| Task to complete |
Give back the full material, exactly as it reads.

| Working data |
_ _ _
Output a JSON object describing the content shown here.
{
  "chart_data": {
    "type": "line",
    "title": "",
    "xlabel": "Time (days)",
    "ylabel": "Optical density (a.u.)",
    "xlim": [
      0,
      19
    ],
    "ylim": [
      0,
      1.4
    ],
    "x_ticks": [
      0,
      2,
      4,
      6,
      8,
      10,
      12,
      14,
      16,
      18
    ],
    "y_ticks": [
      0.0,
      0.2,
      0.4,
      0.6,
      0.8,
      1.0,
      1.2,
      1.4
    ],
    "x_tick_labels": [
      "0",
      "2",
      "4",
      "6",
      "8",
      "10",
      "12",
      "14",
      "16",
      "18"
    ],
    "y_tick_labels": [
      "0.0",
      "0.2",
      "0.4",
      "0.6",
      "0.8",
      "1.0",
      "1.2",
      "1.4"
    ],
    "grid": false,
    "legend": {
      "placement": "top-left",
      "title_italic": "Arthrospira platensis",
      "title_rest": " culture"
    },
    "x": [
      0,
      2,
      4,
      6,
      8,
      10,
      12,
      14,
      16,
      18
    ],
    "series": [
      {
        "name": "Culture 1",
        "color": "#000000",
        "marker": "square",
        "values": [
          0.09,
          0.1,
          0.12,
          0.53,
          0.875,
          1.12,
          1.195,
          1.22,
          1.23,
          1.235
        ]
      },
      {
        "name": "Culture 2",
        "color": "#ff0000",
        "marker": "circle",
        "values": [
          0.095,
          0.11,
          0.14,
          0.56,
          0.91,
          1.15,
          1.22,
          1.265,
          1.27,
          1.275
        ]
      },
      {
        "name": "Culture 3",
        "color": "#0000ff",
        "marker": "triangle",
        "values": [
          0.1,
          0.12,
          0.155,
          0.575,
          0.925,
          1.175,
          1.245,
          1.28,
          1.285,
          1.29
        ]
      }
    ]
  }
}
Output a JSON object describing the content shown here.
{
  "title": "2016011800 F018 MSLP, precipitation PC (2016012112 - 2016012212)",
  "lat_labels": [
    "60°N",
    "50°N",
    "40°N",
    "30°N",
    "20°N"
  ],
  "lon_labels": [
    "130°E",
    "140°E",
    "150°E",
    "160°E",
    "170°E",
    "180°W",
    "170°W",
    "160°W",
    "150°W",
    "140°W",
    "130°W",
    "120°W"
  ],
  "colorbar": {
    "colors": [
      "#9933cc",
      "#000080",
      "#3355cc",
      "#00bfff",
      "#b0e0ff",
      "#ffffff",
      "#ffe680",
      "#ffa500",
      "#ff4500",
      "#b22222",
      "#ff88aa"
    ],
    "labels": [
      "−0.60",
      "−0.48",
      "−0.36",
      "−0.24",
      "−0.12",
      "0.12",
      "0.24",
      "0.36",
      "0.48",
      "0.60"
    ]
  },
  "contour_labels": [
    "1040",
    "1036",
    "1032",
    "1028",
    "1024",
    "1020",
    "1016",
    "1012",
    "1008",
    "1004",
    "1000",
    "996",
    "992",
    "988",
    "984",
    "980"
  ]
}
_ _ _
| Response to the exercise |
Output a JSON object describing the content shown here.
{
  "chart_data": {
    "type": "line",
    "title": "",
    "xlabel": "Time (days)",
    "ylabel": "Optical density (a.u.)",
    "xlim": [
      0,
      19
    ],
    "ylim": [
      0,
      1.4
    ],
    "x_ticks": [
      0,
      2,
      4,
      6,
      8,
      10,
      12,
      14,
      16,
      18
    ],
    "y_ticks": [
      0.0,
      0.2,
      0.4,
      0.6,
      0.8,
      1.0,
      1.2,
      1.4
    ],
    "x_tick_labels": [
      "0",
      "2",
      "4",
      "6",
      "8",
      "10",
      "12",
      "14",
      "16",
      "18"
    ],
    "y_tick_labels": [
      "0.0",
      "0.2",
      "0.4",
      "0.6",
      "0.8",
      "1.0",
      "1.2",
      "1.4"
    ],
    "grid": false,
    "legend": {
      "placement": "top-left",
      "title_italic": "Arthrospira platensis",
      "title_rest": " culture"
    },
    "x": [
      0,
      2,
      4,
      6,
      8,
      10,
      12,
      14,
      16,
      18
    ],
    "series": [
      {
        "name": "Culture 1",
        "color": "#000000",
        "marker": "square",
        "values": [
          0.09,
          0.1,
          0.12,
          0.53,
          0.875,
          1.12,
          1.195,
          1.22,
          1.23,
          1.235
        ]
      },
      {
        "name": "Culture 2",
        "color": "#ff0000",
        "marker": "circle",
        "values": [
          0.095,
          0.11,
          0.14,
          0.56,
          0.91,
          1.15,
          1.22,
          1.265,
          1.27,
          1.275
        ]
      },
      {
        "name": "Culture 3",
        "color": "#0000ff",
        "marker": "triangle",
        "values": [
          0.1,
          0.12,
          0.155,
          0.575,
          0.925,
          1.175,
          1.245,
          1.28,
          1.285,
          1.29
        ]
      }
    ]
  }
}
Output a JSON object describing the content shown here.
{
  "title": "2016011800 F018 MSLP, precipitation PC (2016012112 - 2016012212)",
  "lat_labels": [
    "60°N",
    "50°N",
    "40°N",
    "30°N",
    "20°N"
  ],
  "lon_labels": [
    "130°E",
    "140°E",
    "150°E",
    "160°E",
    "170°E",
    "180°W",
    "170°W",
    "160°W",
    "150°W",
    "140°W",
    "130°W",
    "120°W"
  ],
  "colorbar": {
    "colors": [
      "#9933cc",
      "#000080",
      "#3355cc",
      "#00bfff",
      "#b0e0ff",
      "#ffffff",
      "#ffe680",
      "#ffa500",
      "#ff4500",
      "#b22222",
      "#ff88aa"
    ],
    "labels": [
      "−0.60",
      "−0.48",
      "−0.36",
      "−0.24",
      "−0.12",
      "0.12",
      "0.24",
      "0.36",
      "0.48",
      "0.60"
    ]
  },
  "contour_labels": [
    "1040",
    "1036",
    "1032",
    "1028",
    "1024",
    "1020",
    "1016",
    "1012",
    "1008",
    "1004",
    "1000",
    "996",
    "992",
    "988",
    "984",
    "980"
  ]
}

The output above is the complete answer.